• Records contained in a dataset:

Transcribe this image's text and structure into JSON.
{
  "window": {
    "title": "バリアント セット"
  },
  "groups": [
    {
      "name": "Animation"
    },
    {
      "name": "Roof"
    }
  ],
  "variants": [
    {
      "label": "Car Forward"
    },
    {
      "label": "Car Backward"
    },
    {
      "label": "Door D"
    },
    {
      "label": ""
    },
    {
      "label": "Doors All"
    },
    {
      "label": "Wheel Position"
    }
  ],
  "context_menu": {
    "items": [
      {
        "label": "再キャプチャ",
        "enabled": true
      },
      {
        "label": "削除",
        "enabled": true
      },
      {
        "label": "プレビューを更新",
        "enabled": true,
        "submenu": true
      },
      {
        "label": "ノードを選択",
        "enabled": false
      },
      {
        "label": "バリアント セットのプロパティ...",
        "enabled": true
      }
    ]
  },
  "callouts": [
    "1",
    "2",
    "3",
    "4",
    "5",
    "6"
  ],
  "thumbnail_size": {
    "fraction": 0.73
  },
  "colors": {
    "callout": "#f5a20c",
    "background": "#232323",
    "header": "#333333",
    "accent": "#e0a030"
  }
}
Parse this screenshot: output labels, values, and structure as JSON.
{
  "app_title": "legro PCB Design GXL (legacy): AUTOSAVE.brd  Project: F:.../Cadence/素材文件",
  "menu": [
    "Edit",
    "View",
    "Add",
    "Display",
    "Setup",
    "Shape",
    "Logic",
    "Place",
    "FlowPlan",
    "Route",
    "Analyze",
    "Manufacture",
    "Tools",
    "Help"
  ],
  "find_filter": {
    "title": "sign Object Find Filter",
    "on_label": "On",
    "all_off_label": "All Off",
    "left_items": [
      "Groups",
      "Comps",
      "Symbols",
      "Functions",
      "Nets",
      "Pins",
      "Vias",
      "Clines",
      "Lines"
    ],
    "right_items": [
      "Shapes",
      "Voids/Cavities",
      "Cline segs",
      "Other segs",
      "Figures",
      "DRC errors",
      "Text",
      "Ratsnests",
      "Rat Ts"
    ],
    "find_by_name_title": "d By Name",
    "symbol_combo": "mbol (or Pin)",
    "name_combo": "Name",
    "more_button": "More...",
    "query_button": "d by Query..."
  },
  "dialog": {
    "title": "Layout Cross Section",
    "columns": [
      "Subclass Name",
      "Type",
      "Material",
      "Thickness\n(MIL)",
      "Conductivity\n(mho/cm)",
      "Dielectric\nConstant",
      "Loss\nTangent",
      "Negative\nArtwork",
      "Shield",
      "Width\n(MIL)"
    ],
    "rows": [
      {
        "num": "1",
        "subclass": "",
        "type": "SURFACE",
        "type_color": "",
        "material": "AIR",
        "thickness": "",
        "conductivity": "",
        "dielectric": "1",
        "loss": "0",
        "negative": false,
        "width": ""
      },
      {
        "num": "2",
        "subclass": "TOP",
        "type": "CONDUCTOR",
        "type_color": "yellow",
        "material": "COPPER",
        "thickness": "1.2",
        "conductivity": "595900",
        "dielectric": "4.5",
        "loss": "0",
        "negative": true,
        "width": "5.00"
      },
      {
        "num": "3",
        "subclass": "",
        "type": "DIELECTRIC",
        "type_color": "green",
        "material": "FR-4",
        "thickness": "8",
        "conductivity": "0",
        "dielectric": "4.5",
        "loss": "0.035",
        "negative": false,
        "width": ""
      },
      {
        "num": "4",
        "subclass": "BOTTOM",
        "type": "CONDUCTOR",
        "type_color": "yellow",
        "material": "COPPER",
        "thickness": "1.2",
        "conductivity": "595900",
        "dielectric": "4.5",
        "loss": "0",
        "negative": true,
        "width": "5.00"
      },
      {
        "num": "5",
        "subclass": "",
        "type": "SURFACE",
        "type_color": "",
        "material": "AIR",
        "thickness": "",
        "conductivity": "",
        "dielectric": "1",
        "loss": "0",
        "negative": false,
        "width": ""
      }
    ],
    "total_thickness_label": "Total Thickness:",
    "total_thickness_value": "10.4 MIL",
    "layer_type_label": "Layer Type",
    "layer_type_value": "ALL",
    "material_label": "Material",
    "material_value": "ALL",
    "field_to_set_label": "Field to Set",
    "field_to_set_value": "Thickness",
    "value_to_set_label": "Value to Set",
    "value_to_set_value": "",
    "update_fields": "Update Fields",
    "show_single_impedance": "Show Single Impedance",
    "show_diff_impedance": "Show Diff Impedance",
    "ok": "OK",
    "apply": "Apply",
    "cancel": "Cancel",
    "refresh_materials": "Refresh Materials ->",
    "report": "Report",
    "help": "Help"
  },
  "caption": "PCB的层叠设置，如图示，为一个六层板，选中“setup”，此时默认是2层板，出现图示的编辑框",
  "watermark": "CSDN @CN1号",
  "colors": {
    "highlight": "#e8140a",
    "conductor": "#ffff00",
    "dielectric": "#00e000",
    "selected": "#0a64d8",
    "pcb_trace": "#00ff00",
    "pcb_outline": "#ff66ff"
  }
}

• The exercise:
Go through the listing and copy all of it exactly.

• The completed task:
Transcribe this image's text and structure into JSON.
{
  "window": {
    "title": "バリアント セット"
  },
  "groups": [
    {
      "name": "Animation"
    },
    {
      "name": "Roof"
    }
  ],
  "variants": [
    {
      "label": "Car Forward"
    },
    {
      "label": "Car Backward"
    },
    {
      "label": "Door D"
    },
    {
      "label": ""
    },
    {
      "label": "Doors All"
    },
    {
      "label": "Wheel Position"
    }
  ],
  "context_menu": {
    "items": [
      {
        "label": "再キャプチャ",
        "enabled": true
      },
      {
        "label": "削除",
        "enabled": true
      },
      {
        "label": "プレビューを更新",
        "enabled": true,
        "submenu": true
      },
      {
        "label": "ノードを選択",
        "enabled": false
      },
      {
        "label": "バリアント セットのプロパティ...",
        "enabled": true
      }
    ]
  },
  "callouts": [
    "1",
    "2",
    "3",
    "4",
    "5",
    "6"
  ],
  "thumbnail_size": {
    "fraction": 0.73
  },
  "colors": {
    "callout": "#f5a20c",
    "background": "#232323",
    "header": "#333333",
    "accent": "#e0a030"
  }
}
Parse this screenshot: output labels, values, and structure as JSON.
{
  "app_title": "legro PCB Design GXL (legacy): AUTOSAVE.brd  Project: F:.../Cadence/素材文件",
  "menu": [
    "Edit",
    "View",
    "Add",
    "Display",
    "Setup",
    "Shape",
    "Logic",
    "Place",
    "FlowPlan",
    "Route",
    "Analyze",
    "Manufacture",
    "Tools",
    "Help"
  ],
  "find_filter": {
    "title": "sign Object Find Filter",
    "on_label": "On",
    "all_off_label": "All Off",
    "left_items": [
      "Groups",
      "Comps",
      "Symbols",
      "Functions",
      "Nets",
      "Pins",
      "Vias",
      "Clines",
      "Lines"
    ],
    "right_items": [
      "Shapes",
      "Voids/Cavities",
      "Cline segs",
      "Other segs",
      "Figures",
      "DRC errors",
      "Text",
      "Ratsnests",
      "Rat Ts"
    ],
    "find_by_name_title": "d By Name",
    "symbol_combo": "mbol (or Pin)",
    "name_combo": "Name",
    "more_button": "More...",
    "query_button": "d by Query..."
  },
  "dialog": {
    "title": "Layout Cross Section",
    "columns": [
      "Subclass Name",
      "Type",
      "Material",
      "Thickness\n(MIL)",
      "Conductivity\n(mho/cm)",
      "Dielectric\nConstant",
      "Loss\nTangent",
      "Negative\nArtwork",
      "Shield",
      "Width\n(MIL)"
    ],
    "rows": [
      {
        "num": "1",
        "subclass": "",
        "type": "SURFACE",
        "type_color": "",
        "material": "AIR",
        "thickness": "",
        "conductivity": "",
        "dielectric": "1",
        "loss": "0",
        "negative": false,
        "width": ""
      },
      {
        "num": "2",
        "subclass": "TOP",
        "type": "CONDUCTOR",
        "type_color": "yellow",
        "material": "COPPER",
        "thickness": "1.2",
        "conductivity": "595900",
        "dielectric": "4.5",
        "loss": "0",
        "negative": true,
        "width": "5.00"
      },
      {
        "num": "3",
        "subclass": "",
        "type": "DIELECTRIC",
        "type_color": "green",
        "material": "FR-4",
        "thickness": "8",
        "conductivity": "0",
        "dielectric": "4.5",
        "loss": "0.035",
        "negative": false,
        "width": ""
      },
      {
        "num": "4",
        "subclass": "BOTTOM",
        "type": "CONDUCTOR",
        "type_color": "yellow",
        "material": "COPPER",
        "thickness": "1.2",
        "conductivity": "595900",
        "dielectric": "4.5",
        "loss": "0",
        "negative": true,
        "width": "5.00"
      },
      {
        "num": "5",
        "subclass": "",
        "type": "SURFACE",
        "type_color": "",
        "material": "AIR",
        "thickness": "",
        "conductivity": "",
        "dielectric": "1",
        "loss": "0",
        "negative": false,
        "width": ""
      }
    ],
    "total_thickness_label": "Total Thickness:",
    "total_thickness_value": "10.4 MIL",
    "layer_type_label": "Layer Type",
    "layer_type_value": "ALL",
    "material_label": "Material",
    "material_value": "ALL",
    "field_to_set_label": "Field to Set",
    "field_to_set_value": "Thickness",
    "value_to_set_label": "Value to Set",
    "value_to_set_value": "",
    "update_fields": "Update Fields",
    "show_single_impedance": "Show Single Impedance",
    "show_diff_impedance": "Show Diff Impedance",
    "ok": "OK",
    "apply": "Apply",
    "cancel": "Cancel",
    "refresh_materials": "Refresh Materials ->",
    "report": "Report",
    "help": "Help"
  },
  "caption": "PCB的层叠设置，如图示，为一个六层板，选中“setup”，此时默认是2层板，出现图示的编辑框",
  "watermark": "CSDN @CN1号",
  "colors": {
    "highlight": "#e8140a",
    "conductor": "#ffff00",
    "dielectric": "#00e000",
    "selected": "#0a64d8",
    "pcb_trace": "#00ff00",
    "pcb_outline": "#ff66ff"
  }
}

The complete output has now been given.